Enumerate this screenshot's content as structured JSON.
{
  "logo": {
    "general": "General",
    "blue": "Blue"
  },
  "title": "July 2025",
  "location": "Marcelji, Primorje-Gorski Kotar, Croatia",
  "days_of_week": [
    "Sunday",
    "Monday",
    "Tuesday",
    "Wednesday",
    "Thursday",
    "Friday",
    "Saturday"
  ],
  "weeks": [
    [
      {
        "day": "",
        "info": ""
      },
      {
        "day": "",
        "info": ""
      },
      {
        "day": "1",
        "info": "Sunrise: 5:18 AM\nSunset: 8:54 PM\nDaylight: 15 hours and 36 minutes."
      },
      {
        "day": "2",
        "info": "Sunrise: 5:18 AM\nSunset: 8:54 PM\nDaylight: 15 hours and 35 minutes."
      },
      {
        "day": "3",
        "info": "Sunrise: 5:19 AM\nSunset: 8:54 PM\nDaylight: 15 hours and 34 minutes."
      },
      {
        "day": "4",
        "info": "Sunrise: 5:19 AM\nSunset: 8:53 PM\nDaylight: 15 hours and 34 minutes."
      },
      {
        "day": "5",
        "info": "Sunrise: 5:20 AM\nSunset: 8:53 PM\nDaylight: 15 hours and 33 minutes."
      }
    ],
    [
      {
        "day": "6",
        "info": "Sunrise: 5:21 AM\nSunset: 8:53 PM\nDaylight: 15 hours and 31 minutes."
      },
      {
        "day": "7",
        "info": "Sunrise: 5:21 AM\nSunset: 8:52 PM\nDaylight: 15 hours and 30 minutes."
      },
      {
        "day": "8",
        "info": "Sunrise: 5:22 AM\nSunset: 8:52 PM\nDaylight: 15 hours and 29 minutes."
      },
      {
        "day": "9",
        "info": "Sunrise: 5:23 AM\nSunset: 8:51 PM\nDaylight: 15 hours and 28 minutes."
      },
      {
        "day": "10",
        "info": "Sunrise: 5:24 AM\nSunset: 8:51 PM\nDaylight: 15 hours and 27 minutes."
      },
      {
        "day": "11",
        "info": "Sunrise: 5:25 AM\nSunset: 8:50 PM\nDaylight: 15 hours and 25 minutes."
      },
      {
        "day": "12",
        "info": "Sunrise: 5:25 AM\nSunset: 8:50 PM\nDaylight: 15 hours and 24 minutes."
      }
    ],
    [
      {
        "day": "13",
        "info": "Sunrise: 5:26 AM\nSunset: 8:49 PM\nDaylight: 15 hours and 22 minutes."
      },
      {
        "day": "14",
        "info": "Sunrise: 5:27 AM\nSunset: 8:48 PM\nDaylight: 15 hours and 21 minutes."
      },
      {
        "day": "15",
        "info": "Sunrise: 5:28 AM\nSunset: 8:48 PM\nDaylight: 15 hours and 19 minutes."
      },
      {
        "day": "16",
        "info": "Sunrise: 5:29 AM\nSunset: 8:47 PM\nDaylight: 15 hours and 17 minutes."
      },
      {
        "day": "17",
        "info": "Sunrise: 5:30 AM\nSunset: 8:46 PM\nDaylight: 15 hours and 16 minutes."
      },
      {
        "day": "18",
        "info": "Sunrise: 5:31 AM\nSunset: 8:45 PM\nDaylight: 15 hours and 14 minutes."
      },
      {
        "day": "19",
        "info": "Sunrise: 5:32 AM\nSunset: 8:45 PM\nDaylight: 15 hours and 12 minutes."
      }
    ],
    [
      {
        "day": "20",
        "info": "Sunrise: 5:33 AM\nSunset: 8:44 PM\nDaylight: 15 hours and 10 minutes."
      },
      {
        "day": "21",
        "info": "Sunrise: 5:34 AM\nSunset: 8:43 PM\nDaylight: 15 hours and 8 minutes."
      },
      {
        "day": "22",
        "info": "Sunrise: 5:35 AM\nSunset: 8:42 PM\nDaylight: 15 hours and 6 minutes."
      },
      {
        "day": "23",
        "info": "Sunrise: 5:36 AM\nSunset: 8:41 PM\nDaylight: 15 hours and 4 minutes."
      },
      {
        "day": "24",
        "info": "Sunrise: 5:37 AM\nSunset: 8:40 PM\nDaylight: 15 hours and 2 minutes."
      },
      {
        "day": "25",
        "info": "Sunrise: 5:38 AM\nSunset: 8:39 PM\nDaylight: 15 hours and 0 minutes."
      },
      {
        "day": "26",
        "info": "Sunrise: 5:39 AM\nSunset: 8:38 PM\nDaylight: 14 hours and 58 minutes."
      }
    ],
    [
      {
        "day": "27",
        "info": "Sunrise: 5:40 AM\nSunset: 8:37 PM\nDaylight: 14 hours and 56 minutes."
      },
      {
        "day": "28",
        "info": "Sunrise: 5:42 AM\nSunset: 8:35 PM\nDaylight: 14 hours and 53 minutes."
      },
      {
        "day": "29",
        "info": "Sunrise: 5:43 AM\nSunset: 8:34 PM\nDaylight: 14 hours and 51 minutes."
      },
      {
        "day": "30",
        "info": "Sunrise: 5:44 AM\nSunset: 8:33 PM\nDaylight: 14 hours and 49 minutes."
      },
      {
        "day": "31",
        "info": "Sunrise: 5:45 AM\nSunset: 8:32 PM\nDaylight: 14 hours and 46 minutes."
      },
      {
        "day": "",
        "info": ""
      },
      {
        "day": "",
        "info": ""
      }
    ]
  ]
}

● ● ●

■ **TASK OBJECTIVE**
Make an exact copy of the listing, including every line.

■ **SOLUTION TO THIS PROBLEM**
Enumerate this screenshot's content as structured JSON.
{
  "logo": {
    "general": "General",
    "blue": "Blue"
  },
  "title": "July 2025",
  "location": "Marcelji, Primorje-Gorski Kotar, Croatia",
  "days_of_week": [
    "Sunday",
    "Monday",
    "Tuesday",
    "Wednesday",
    "Thursday",
    "Friday",
    "Saturday"
  ],
  "weeks": [
    [
      {
        "day": "",
        "info": ""
      },
      {
        "day": "",
        "info": ""
      },
      {
        "day": "1",
        "info": "Sunrise: 5:18 AM\nSunset: 8:54 PM\nDaylight: 15 hours and 36 minutes."
      },
      {
        "day": "2",
        "info": "Sunrise: 5:18 AM\nSunset: 8:54 PM\nDaylight: 15 hours and 35 minutes."
      },
      {
        "day": "3",
        "info": "Sunrise: 5:19 AM\nSunset: 8:54 PM\nDaylight: 15 hours and 34 minutes."
      },
      {
        "day": "4",
        "info": "Sunrise: 5:19 AM\nSunset: 8:53 PM\nDaylight: 15 hours and 34 minutes."
      },
      {
        "day": "5",
        "info": "Sunrise: 5:20 AM\nSunset: 8:53 PM\nDaylight: 15 hours and 33 minutes."
      }
    ],
    [
      {
        "day": "6",
        "info": "Sunrise: 5:21 AM\nSunset: 8:53 PM\nDaylight: 15 hours and 31 minutes."
      },
      {
        "day": "7",
        "info": "Sunrise: 5:21 AM\nSunset: 8:52 PM\nDaylight: 15 hours and 30 minutes."
      },
      {
        "day": "8",
        "info": "Sunrise: 5:22 AM\nSunset: 8:52 PM\nDaylight: 15 hours and 29 minutes."
      },
      {
        "day": "9",
        "info": "Sunrise: 5:23 AM\nSunset: 8:51 PM\nDaylight: 15 hours and 28 minutes."
      },
      {
        "day": "10",
        "info": "Sunrise: 5:24 AM\nSunset: 8:51 PM\nDaylight: 15 hours and 27 minutes."
      },
      {
        "day": "11",
        "info": "Sunrise: 5:25 AM\nSunset: 8:50 PM\nDaylight: 15 hours and 25 minutes."
      },
      {
        "day": "12",
        "info": "Sunrise: 5:25 AM\nSunset: 8:50 PM\nDaylight: 15 hours and 24 minutes."
      }
    ],
    [
      {
        "day": "13",
        "info": "Sunrise: 5:26 AM\nSunset: 8:49 PM\nDaylight: 15 hours and 22 minutes."
      },
      {
        "day": "14",
        "info": "Sunrise: 5:27 AM\nSunset: 8:48 PM\nDaylight: 15 hours and 21 minutes."
      },
      {
        "day": "15",
        "info": "Sunrise: 5:28 AM\nSunset: 8:48 PM\nDaylight: 15 hours and 19 minutes."
      },
      {
        "day": "16",
        "info": "Sunrise: 5:29 AM\nSunset: 8:47 PM\nDaylight: 15 hours and 17 minutes."
      },
      {
        "day": "17",
        "info": "Sunrise: 5:30 AM\nSunset: 8:46 PM\nDaylight: 15 hours and 16 minutes."
      },
      {
        "day": "18",
        "info": "Sunrise: 5:31 AM\nSunset: 8:45 PM\nDaylight: 15 hours and 14 minutes."
      },
      {
        "day": "19",
        "info": "Sunrise: 5:32 AM\nSunset: 8:45 PM\nDaylight: 15 hours and 12 minutes."
      }
    ],
    [
      {
        "day": "20",
        "info": "Sunrise: 5:33 AM\nSunset: 8:44 PM\nDaylight: 15 hours and 10 minutes."
      },
      {
        "day": "21",
        "info": "Sunrise: 5:34 AM\nSunset: 8:43 PM\nDaylight: 15 hours and 8 minutes."
      },
      {
        "day": "22",
        "info": "Sunrise: 5:35 AM\nSunset: 8:42 PM\nDaylight: 15 hours and 6 minutes."
      },
      {
        "day": "23",
        "info": "Sunrise: 5:36 AM\nSunset: 8:41 PM\nDaylight: 15 hours and 4 minutes."
      },
      {
        "day": "24",
        "info": "Sunrise: 5:37 AM\nSunset: 8:40 PM\nDaylight: 15 hours and 2 minutes."
      },
      {
        "day": "25",
        "info": "Sunrise: 5:38 AM\nSunset: 8:39 PM\nDaylight: 15 hours and 0 minutes."
      },
      {
        "day": "26",
        "info": "Sunrise: 5:39 AM\nSunset: 8:38 PM\nDaylight: 14 hours and 58 minutes."
      }
    ],
    [
      {
        "day": "27",
        "info": "Sunrise: 5:40 AM\nSunset: 8:37 PM\nDaylight: 14 hours and 56 minutes."
      },
      {
        "day": "28",
        "info": "Sunrise: 5:42 AM\nSunset: 8:35 PM\nDaylight: 14 hours and 53 minutes."
      },
      {
        "day": "29",
        "info": "Sunrise: 5:43 AM\nSunset: 8:34 PM\nDaylight: 14 hours and 51 minutes."
      },
      {
        "day": "30",
        "info": "Sunrise: 5:44 AM\nSunset: 8:33 PM\nDaylight: 14 hours and 49 minutes."
      },
      {
        "day": "31",
        "info": "Sunrise: 5:45 AM\nSunset: 8:32 PM\nDaylight: 14 hours and 46 minutes."
      },
      {
        "day": "",
        "info": ""
      },
      {
        "day": "",
        "info": ""
      }
    ]
  ]
}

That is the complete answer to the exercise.